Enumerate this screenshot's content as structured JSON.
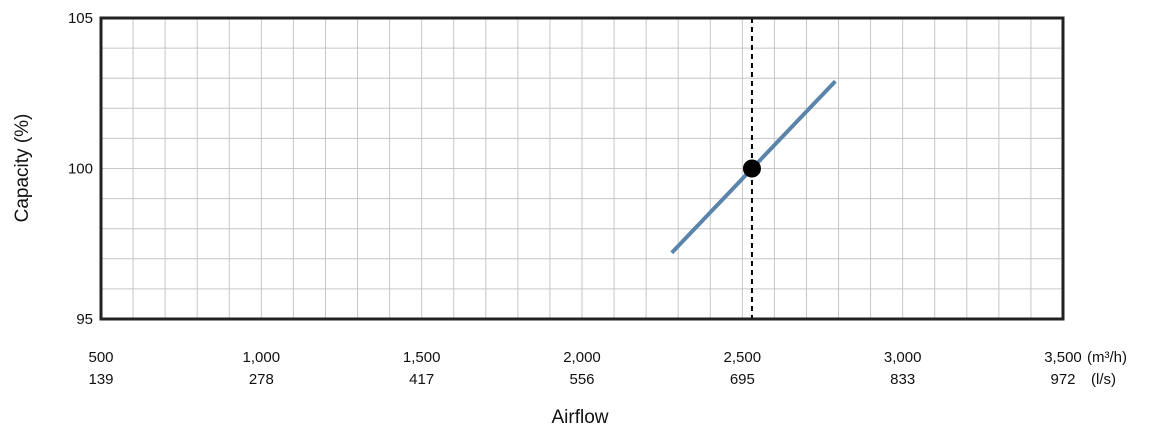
{
  "chart_data": {
    "type": "line",
    "title": "",
    "xlabel": "Airflow",
    "ylabel": "Capacity (%)",
    "xlim": [
      500,
      3500
    ],
    "ylim": [
      95,
      105
    ],
    "grid": true,
    "x_ticks_primary": [
      500,
      1000,
      1500,
      2000,
      2500,
      3000,
      3500
    ],
    "x_tick_labels_primary": [
      "500",
      "1,000",
      "1,500",
      "2,000",
      "2,500",
      "3,000",
      "3,500"
    ],
    "x_unit_primary": "(m³/h)",
    "x_tick_labels_secondary": [
      "139",
      "278",
      "417",
      "556",
      "695",
      "833",
      "972"
    ],
    "x_unit_secondary": "(l/s)",
    "y_ticks": [
      95,
      100,
      105
    ],
    "y_tick_labels": [
      "95",
      "100",
      "105"
    ],
    "series": [
      {
        "x": [
          2280,
          2790
        ],
        "y": [
          97.2,
          102.9
        ],
        "color": "#5b84aa"
      }
    ],
    "marker": {
      "x": 2530,
      "y": 100,
      "color": "#000000"
    },
    "vertical_reference_line": {
      "x": 2530,
      "style": "dashed",
      "color": "#000000"
    }
  }
}
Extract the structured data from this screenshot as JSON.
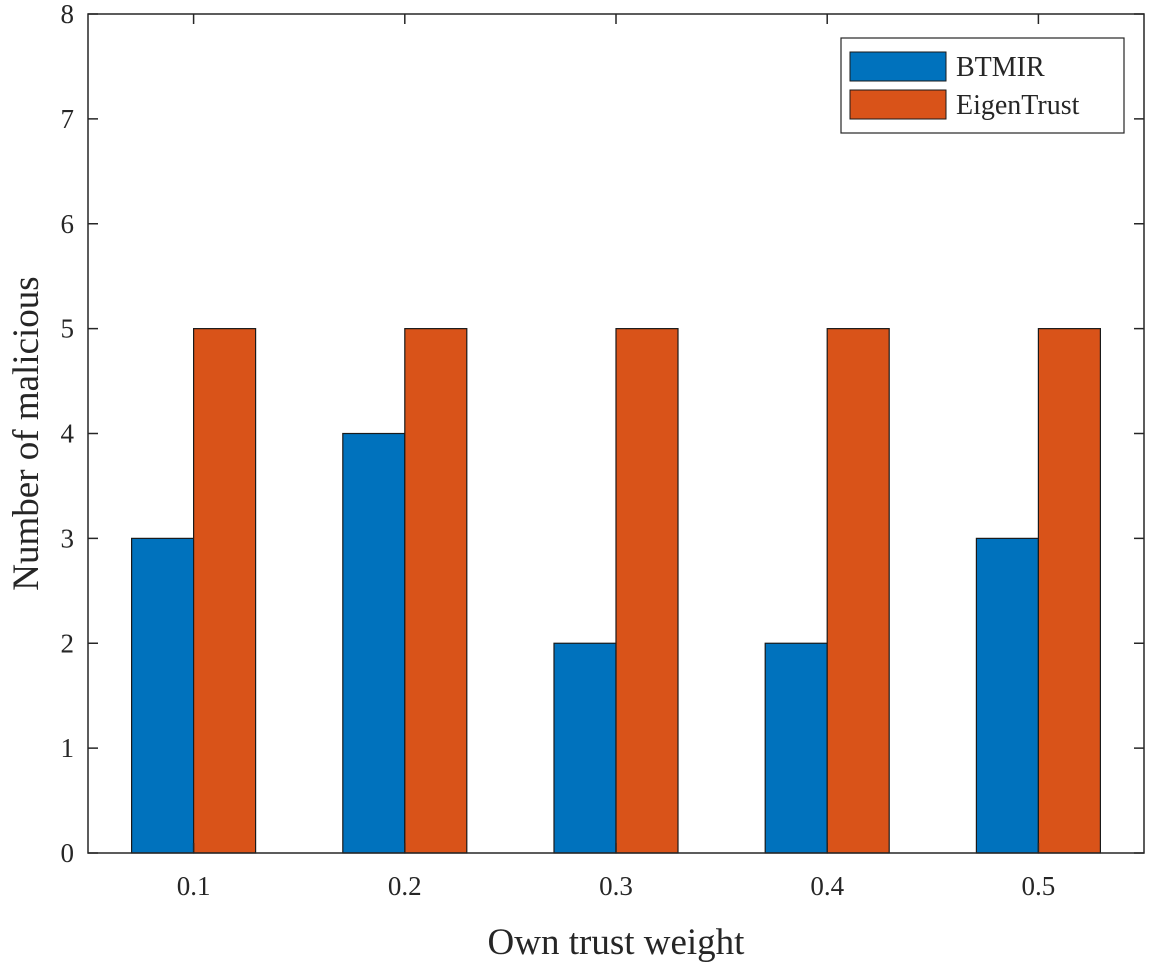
{
  "chart_data": {
    "type": "bar",
    "title": "",
    "xlabel": "Own trust weight",
    "ylabel": "Number of malicious",
    "categories": [
      "0.1",
      "0.2",
      "0.3",
      "0.4",
      "0.5"
    ],
    "series": [
      {
        "name": "BTMIR",
        "color": "#0072BD",
        "values": [
          3,
          4,
          2,
          2,
          3
        ]
      },
      {
        "name": "EigenTrust",
        "color": "#D95319",
        "values": [
          5,
          5,
          5,
          5,
          5
        ]
      }
    ],
    "ylim": [
      0,
      8
    ],
    "yticks": [
      "0",
      "1",
      "2",
      "3",
      "4",
      "5",
      "6",
      "7",
      "8"
    ],
    "grid": false,
    "legend_position": "top-right"
  }
}
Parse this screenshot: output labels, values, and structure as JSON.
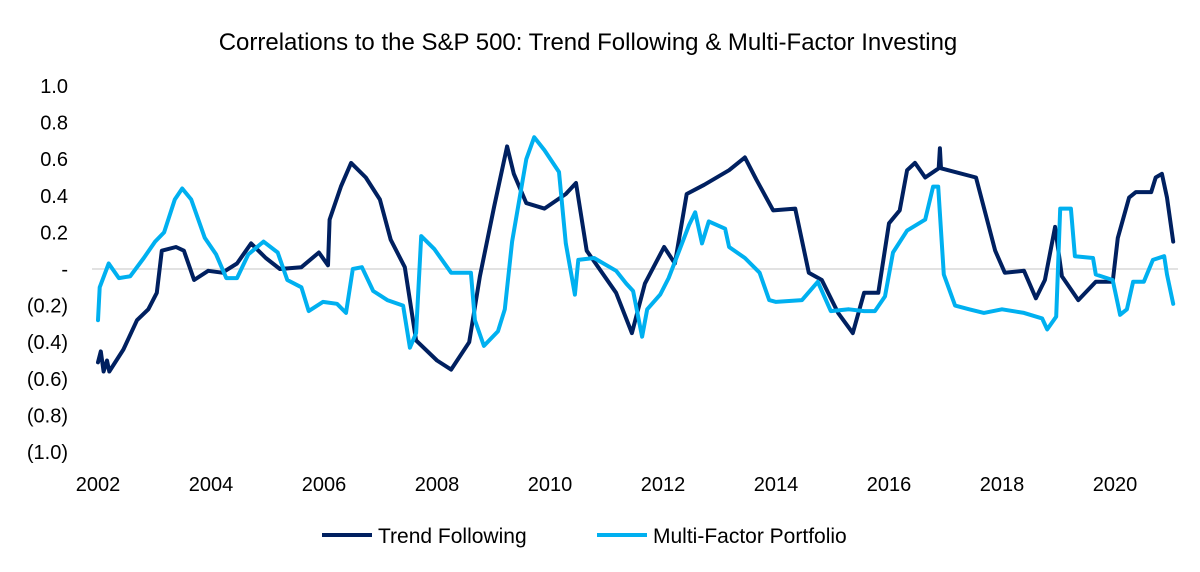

+++

# EXERCISE DIRECTIONS
Note every line above where the string "screenshot" shows up, and copy those lines.

# CORRECT ANSWER
Enumerate this screenshot's content as structured JSON.
Extract the structured data from this screenshot as JSON.
Parse this screenshot: output labels, values, and structure as JSON.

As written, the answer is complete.